Repeat the entries that follow verbatim, without any of their pictures.

Start RECORD LIST

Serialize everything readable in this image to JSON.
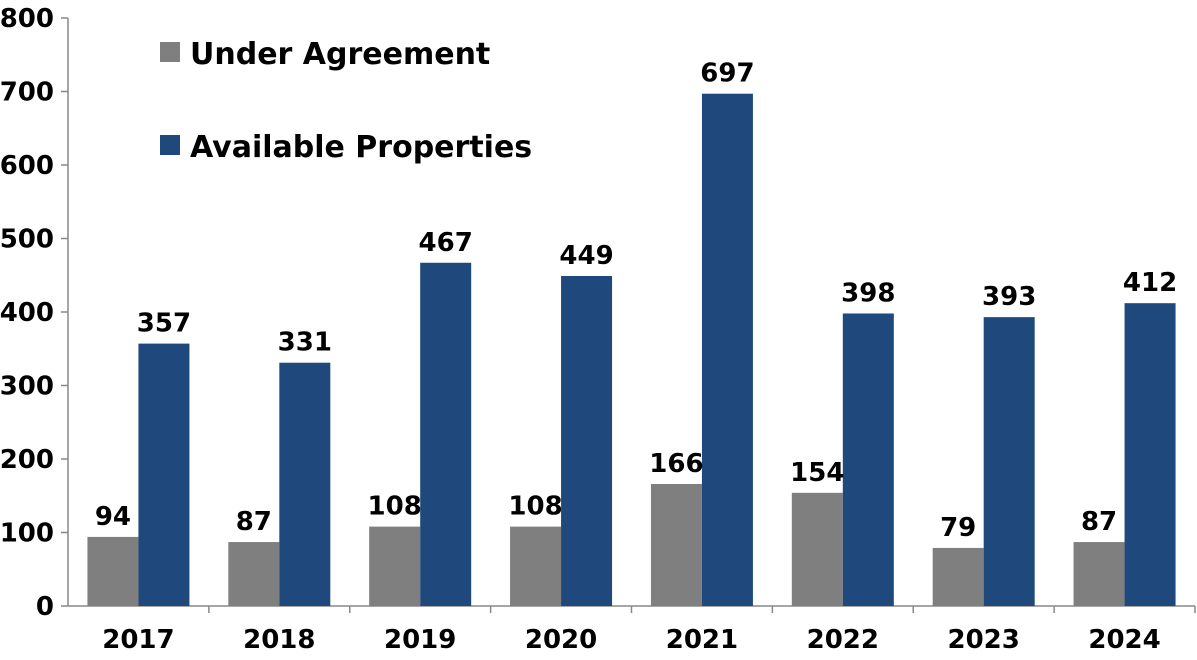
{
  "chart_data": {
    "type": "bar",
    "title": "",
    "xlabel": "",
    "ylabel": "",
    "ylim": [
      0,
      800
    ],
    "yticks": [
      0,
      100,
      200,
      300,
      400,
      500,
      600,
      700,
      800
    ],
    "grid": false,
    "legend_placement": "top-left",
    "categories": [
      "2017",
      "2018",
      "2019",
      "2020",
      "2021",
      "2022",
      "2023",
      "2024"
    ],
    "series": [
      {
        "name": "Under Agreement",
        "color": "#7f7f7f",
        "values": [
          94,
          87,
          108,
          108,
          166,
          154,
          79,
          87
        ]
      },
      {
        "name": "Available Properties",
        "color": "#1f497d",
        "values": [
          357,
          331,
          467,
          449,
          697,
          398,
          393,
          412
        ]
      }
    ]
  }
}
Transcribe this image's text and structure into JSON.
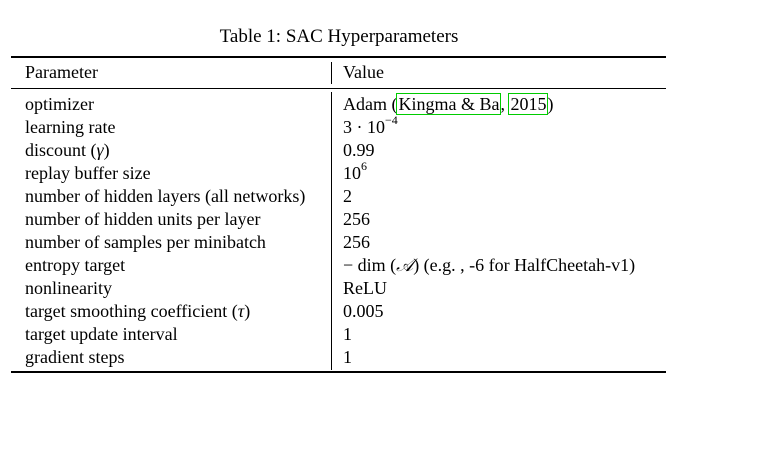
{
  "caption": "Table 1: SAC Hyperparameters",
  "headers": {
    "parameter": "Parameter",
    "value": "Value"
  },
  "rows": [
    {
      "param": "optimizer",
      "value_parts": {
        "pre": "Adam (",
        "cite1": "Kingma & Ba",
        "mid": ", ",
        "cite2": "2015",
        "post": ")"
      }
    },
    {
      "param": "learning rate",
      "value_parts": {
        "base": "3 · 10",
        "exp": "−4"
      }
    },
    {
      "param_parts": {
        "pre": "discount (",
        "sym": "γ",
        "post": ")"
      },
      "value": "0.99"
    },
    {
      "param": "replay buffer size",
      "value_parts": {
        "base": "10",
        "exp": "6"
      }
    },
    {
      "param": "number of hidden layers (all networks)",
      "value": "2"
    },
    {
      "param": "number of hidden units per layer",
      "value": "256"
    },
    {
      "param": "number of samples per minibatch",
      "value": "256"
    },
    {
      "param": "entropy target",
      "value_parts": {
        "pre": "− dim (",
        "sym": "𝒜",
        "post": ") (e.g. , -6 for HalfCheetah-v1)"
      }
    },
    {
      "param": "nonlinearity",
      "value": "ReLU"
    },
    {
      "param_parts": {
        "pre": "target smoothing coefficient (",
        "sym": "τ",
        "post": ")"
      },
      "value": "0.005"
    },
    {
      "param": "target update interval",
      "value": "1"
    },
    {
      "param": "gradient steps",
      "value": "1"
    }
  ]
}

End RECORD LIST

## OUTPUT OF THE EXERCISE
Serialize everything readable in this image to JSON.
{
  "chart_data": {
    "type": "bar",
    "title": "",
    "xlabel": "",
    "ylabel": "",
    "ylim": [
      0,
      800
    ],
    "yticks": [
      0,
      100,
      200,
      300,
      400,
      500,
      600,
      700,
      800
    ],
    "grid": false,
    "legend_placement": "top-left",
    "categories": [
      "2017",
      "2018",
      "2019",
      "2020",
      "2021",
      "2022",
      "2023",
      "2024"
    ],
    "series": [
      {
        "name": "Under Agreement",
        "color": "#7f7f7f",
        "values": [
          94,
          87,
          108,
          108,
          166,
          154,
          79,
          87
        ]
      },
      {
        "name": "Available Properties",
        "color": "#1f497d",
        "values": [
          357,
          331,
          467,
          449,
          697,
          398,
          393,
          412
        ]
      }
    ]
  }
}
Transcribe this image's text and structure into JSON.
{
  "caption": "Table 1: SAC Hyperparameters",
  "headers": {
    "parameter": "Parameter",
    "value": "Value"
  },
  "rows": [
    {
      "param": "optimizer",
      "value_parts": {
        "pre": "Adam (",
        "cite1": "Kingma & Ba",
        "mid": ", ",
        "cite2": "2015",
        "post": ")"
      }
    },
    {
      "param": "learning rate",
      "value_parts": {
        "base": "3 · 10",
        "exp": "−4"
      }
    },
    {
      "param_parts": {
        "pre": "discount (",
        "sym": "γ",
        "post": ")"
      },
      "value": "0.99"
    },
    {
      "param": "replay buffer size",
      "value_parts": {
        "base": "10",
        "exp": "6"
      }
    },
    {
      "param": "number of hidden layers (all networks)",
      "value": "2"
    },
    {
      "param": "number of hidden units per layer",
      "value": "256"
    },
    {
      "param": "number of samples per minibatch",
      "value": "256"
    },
    {
      "param": "entropy target",
      "value_parts": {
        "pre": "− dim (",
        "sym": "𝒜",
        "post": ") (e.g. , -6 for HalfCheetah-v1)"
      }
    },
    {
      "param": "nonlinearity",
      "value": "ReLU"
    },
    {
      "param_parts": {
        "pre": "target smoothing coefficient (",
        "sym": "τ",
        "post": ")"
      },
      "value": "0.005"
    },
    {
      "param": "target update interval",
      "value": "1"
    },
    {
      "param": "gradient steps",
      "value": "1"
    }
  ]
}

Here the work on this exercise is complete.